● **What to do**: Pick out all lines with the word "page" from the records that follow.

Recorded data:
======
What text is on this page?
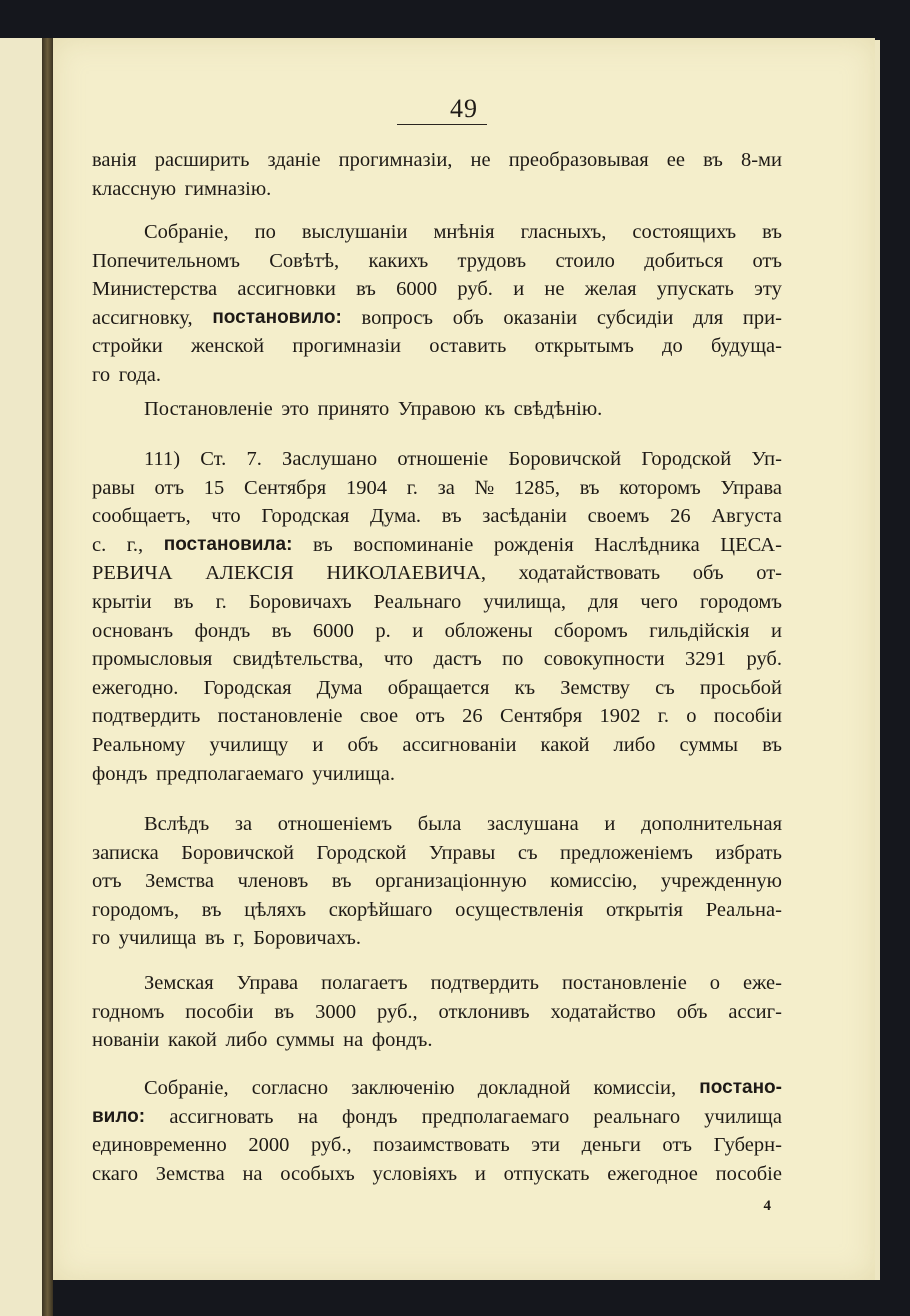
49
ванія расширить зданіе прогимназіи, не преобразовывая ее въ 8-ми
классную гимназію.
Собраніе, по выслушаніи мнѣнія гласныхъ, состоящихъ въ
Попечительномъ Совѣтѣ, какихъ трудовъ стоило добиться отъ
Министерства ассигновки въ 6000 руб. и не желая упускать эту
ассигновку, постановило: вопросъ объ оказаніи субсидіи для при-
стройки женской прогимназіи оставить открытымъ до будуща-
го года.
Постановленіе это принято Управою къ свѣдѣнію.
111) Ст. 7. Заслушано отношеніе Боровичской Городской Уп-
равы отъ 15 Сентября 1904 г. за № 1285, въ которомъ Управа
сообщаетъ, что Городская Дума. въ засѣданіи своемъ 26 Августа
с. г., постановила: въ воспоминаніе рожденія Наслѣдника ЦЕСА-
РЕВИЧА АЛЕКСІЯ НИКОЛАЕВИЧА, ходатайствовать объ от-
крытіи въ г. Боровичахъ Реальнаго училища, для чего городомъ
основанъ фондъ въ 6000 р. и обложены сборомъ гильдійскія и
промысловыя свидѣтельства, что дастъ по совокупности 3291 руб.
ежегодно. Городская Дума обращается къ Земству съ просьбой
подтвердить постановленіе свое отъ 26 Сентября 1902 г. о пособіи
Реальному училищу и объ ассигнованіи какой либо суммы въ
фондъ предполагаемаго училища.
Вслѣдъ за отношеніемъ была заслушана и дополнительная
записка Боровичской Городской Управы съ предложеніемъ избрать
отъ Земства членовъ въ организаціонную комиссію, учрежденную
городомъ, въ цѣляхъ скорѣйшаго осуществленія открытія Реальна-
го училища въ г, Боровичахъ.
Земская Управа полагаетъ подтвердить постановленіе о еже-
годномъ пособіи въ 3000 руб., отклонивъ ходатайство объ ассиг-
нованіи какой либо суммы на фондъ.
Собраніе, согласно заключенію докладной комиссіи, постано-
вило: ассигновать на фондъ предполагаемаго реальнаго училища
единовременно 2000 руб., позаимствовать эти деньги отъ Губерн-
скаго Земства на особыхъ условіяхъ и отпускать ежегодное пособіе
4
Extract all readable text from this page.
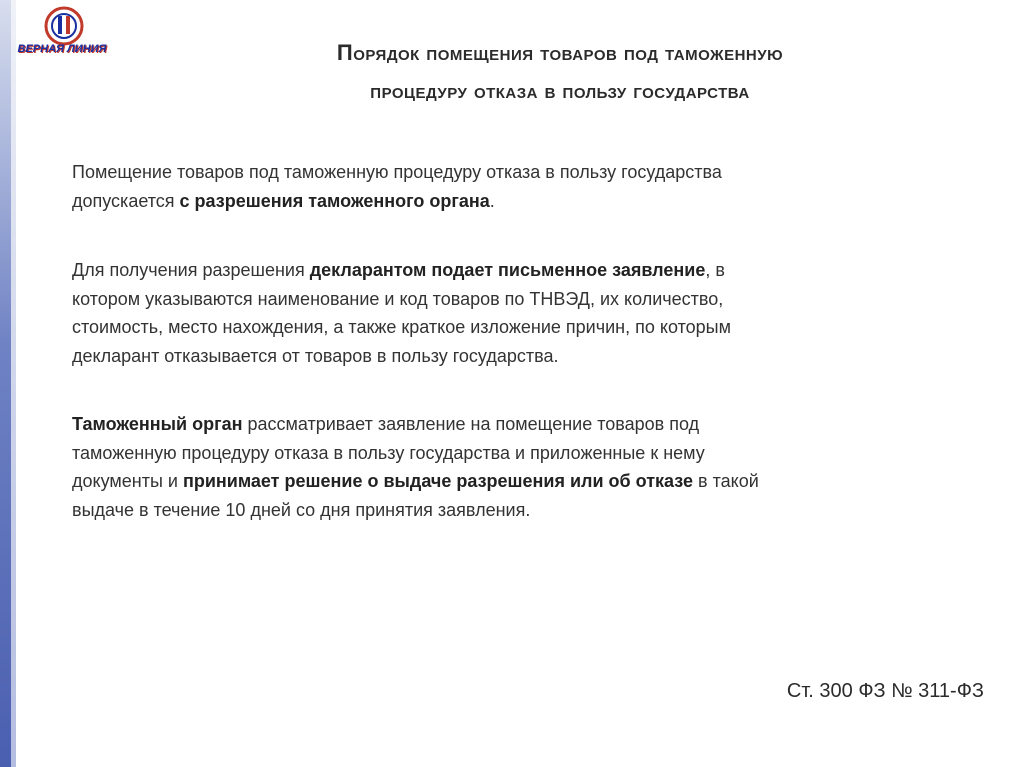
ВЕРНАЯ ЛИНИЯ	Порядок помещения товаров под таможенную
процедуру отказа в пользу государства
Помещение товаров под таможенную процедуру отказа в пользу государства
допускается с разрешения таможенного органа.
Для получения разрешения декларантом подает письменное заявление, в
котором указываются наименование и код товаров по ТНВЭД, их количество,
стоимость, место нахождения, а также краткое изложение причин, по которым
декларант отказывается от товаров в пользу государства.
Таможенный орган рассматривает заявление на помещение товаров под
таможенную процедуру отказа в пользу государства и приложенные к нему
документы и принимает решение о выдаче разрешения или об отказе в такой
выдаче в течение 10 дней со дня принятия заявления.
Ст. 300 ФЗ № 311-ФЗ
======
● **Solution for this exercise**:
What text is on this page?
Extract all readable text from this page.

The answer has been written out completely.